Extrait source:

3- LETTRE OUVERTE A L'AMF, questions simples le 4 décembre 2015


Courrier adressé le 4 décembre 2015





Ref : DEC-DEJI/2011.08
                                                                                  N° AMF 2014004380
                                                                                 

                                                                                   le 4 décembre 2015


Lettre recommandée AR


Madame la Secrétaire Générale Adjointe,


            L’actualité m’amène à donner suite à votre courrier en date du 3 juillet 2014 dans lequel vous m’expliquiez ne pas pouvoir répondre favorablement à ma demande de communication du dossier d’une enquête ayant portée sur certaines pratiques tarifaires de l’entreprise de marché Euronext-Paris.

J’apprends en effet par voie de presse que vos investigations sont closes et que lors de la séance plénière de la commission des sanctions de l’AMF qui s’est tenue le 4 novembre 2014, des amendes de 4  et 5 millions d’euros ont été requises respectivement à l’encontre d’Euronext-Paris et de la société Virtu.

Euronext aurait manqué à ses obligations réglementaires de loyauté, de neutralité et d’impartialité en ayant facilité la stratégie manipulatrice de Virtu sur les cours de 27 actions du CAC 40. Il est ainsi fait grief à la firme américaine d’avoir « inondé » le marché d’une « liquidité fantôme » avec pour effet de "fausser la perception des investisseurs", selon les termes employées par la représentante de votre Collège.

Quelle que soit la décision finale de la commission des sanctions, de tels griefs n’ont pu que m’interpeller.

Données affichées:
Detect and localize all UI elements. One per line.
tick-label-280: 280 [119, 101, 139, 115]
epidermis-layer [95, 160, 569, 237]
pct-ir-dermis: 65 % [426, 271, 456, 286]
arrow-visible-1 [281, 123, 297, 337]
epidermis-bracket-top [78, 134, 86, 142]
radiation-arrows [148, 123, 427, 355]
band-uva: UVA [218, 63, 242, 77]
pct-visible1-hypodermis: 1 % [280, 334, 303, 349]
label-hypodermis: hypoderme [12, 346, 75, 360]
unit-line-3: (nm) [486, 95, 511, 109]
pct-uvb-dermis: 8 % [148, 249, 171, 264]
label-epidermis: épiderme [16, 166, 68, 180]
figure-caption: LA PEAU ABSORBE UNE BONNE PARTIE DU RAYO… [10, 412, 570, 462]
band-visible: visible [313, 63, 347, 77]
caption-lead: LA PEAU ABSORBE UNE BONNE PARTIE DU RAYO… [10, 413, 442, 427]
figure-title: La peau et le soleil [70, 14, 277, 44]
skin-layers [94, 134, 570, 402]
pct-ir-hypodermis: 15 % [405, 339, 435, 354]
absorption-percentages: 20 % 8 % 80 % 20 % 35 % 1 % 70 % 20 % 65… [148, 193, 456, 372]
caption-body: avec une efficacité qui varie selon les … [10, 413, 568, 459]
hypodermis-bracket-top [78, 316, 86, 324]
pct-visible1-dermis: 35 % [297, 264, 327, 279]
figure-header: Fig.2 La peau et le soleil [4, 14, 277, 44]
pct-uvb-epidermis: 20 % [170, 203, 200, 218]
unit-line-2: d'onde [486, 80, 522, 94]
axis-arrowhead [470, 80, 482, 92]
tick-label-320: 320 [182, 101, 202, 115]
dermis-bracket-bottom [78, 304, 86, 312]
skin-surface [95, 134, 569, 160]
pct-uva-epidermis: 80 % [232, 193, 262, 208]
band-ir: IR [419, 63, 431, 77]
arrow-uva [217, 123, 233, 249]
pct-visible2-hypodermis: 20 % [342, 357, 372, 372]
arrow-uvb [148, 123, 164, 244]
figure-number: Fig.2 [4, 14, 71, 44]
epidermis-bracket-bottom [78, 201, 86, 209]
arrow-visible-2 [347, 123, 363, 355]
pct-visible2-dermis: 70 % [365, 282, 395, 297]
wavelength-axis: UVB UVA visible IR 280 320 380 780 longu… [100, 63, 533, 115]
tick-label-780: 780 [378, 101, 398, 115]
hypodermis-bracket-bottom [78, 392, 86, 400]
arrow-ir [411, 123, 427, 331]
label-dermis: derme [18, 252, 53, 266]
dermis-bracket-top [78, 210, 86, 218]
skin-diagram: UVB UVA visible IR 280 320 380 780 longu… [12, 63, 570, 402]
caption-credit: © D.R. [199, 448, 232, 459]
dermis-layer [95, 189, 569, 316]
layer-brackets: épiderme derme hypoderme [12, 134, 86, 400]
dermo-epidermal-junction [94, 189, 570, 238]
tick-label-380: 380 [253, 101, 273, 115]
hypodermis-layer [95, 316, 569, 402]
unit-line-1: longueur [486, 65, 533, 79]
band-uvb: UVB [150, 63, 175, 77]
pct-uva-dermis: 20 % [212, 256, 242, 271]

Consignes:
(a) D'après la lettre ouverte à l'AMF, quels montants d'amende ont été requis contre Euronext-Paris et contre la société Virtu ?
(b) Citez, s'il vous plaît, le passage de la lettre ouverte à l'AMF qui s'ouvre sur les mots contenant « J’apprends en effet » et se referme sur « pu que m’interpeller. ».
(c) Prolongez la lettre ouverte à l'AMF au-delà de sa dernière phrase.

Réponses:
(a) 4 millions d'euros contre Euronext-Paris et 5 millions d'euros contre la société Virtu.

(b)
J’apprends en effet par voie de presse que vos investigations sont closes et que lors de la séance plénière de la commission des sanctions de l’AMF qui s’est tenue le 4 novembre 2014, des amendes de 4  et 5 millions d’euros ont été requises respectivement à l’encontre d’Euronext-Paris et de la société Virtu.

Euronext aurait manqué à ses obligations réglementaires de loyauté, de neutralité et d’impartialité en ayant facilité la stratégie manipulatrice de Virtu sur les cours de 27 actions du CAC 40. Il est ainsi fait grief à la firme américaine d’avoir « inondé » le marché d’une « liquidité fantôme » avec pour effet de "fausser la perception des investisseurs", selon les termes employées par la représentante de votre Collège.

Quelle que soit la décision finale de la commission des sanctions, de tels griefs n’ont pu que m’interpeller.

(c)
En effet,  le 5 mars 2004, plusieurs dizaines de mes confrères et moi-même écrivions par voie d’avocat, au PDG d’Euronext  en reprochant à l’entreprise de marché d’avoir méconnu ses « obligations de loyauté, de neutralité et d’impartialité », en ayant  favorisé l’intervention de  ce que nous qualifiions alors de « programme de génération automatique d’ordres sans intervention humaine », aboutissant à une «  production artificielle d’ordres donnant une impression fausse du carnet d’ordres et du marché.»
            Cet acte précontentieux a donné lieu à une procédure de médiation devant vos services au cour du mois de novembre 2005, ceci sans susciter alors la moindre curiosité et a fortiori d’enquête de leur part. Sans doute avons-nous le tort d’avoir découvert trop tôt les turpitudes de ce qui est désormais connu sous l’appellation de « Trading à Haute Fréquence ».
Nous avons par ailleurs appris récemment que l’avocat d’Euronext présent lors de cette médiation, Maître Sylvie MORABIA, avait été le conseil du CMF, à notre meilleure connaissance de 1996 à 2003. Cette information ne nous avait étonnement été communiquée par aucune des parties concernée comme l’exige pourtant les bonnes pratiques en matière arbitrale.
Cette procédure ayant échoué, s’en est suivi un contentieux judiciaire sans précédent en France, opposant l’opérateur de marché à pas moins de 54 de ses membres. Ce litige dont l’AMF s’est là encore étonnement désintéressée, à servit d’édredon à cette affaire aujourd’hui pendante devant la Cour de cassation.

            L’AMF qui fut en son temps dithyrambique à l’égard des NCP, qualifiant notamment de «  décisive » leur « contribution à la liquidité immédiate du marché  » ne s’est pas inquiétée de ce que le nombre moyen d’habilitations qu’elle délivrait sur le marché parisien à ce type d’opérateurs et, qui était obligatoire jusqu’en 2008, n’ait concerné que des intervenants étrangers à compter de  mi-2003.
Vous ne pouvez ignorer qu’Euronext-Paris a procédé à un changement stratégique de modèle d’apport de liquidité lors de l’adoption de la plate-forme Liffe Connect en avril 2003 et que la fonction dévolue aux NCP a rapidement été assurée par des automates d’injection de prix à haute fréquence.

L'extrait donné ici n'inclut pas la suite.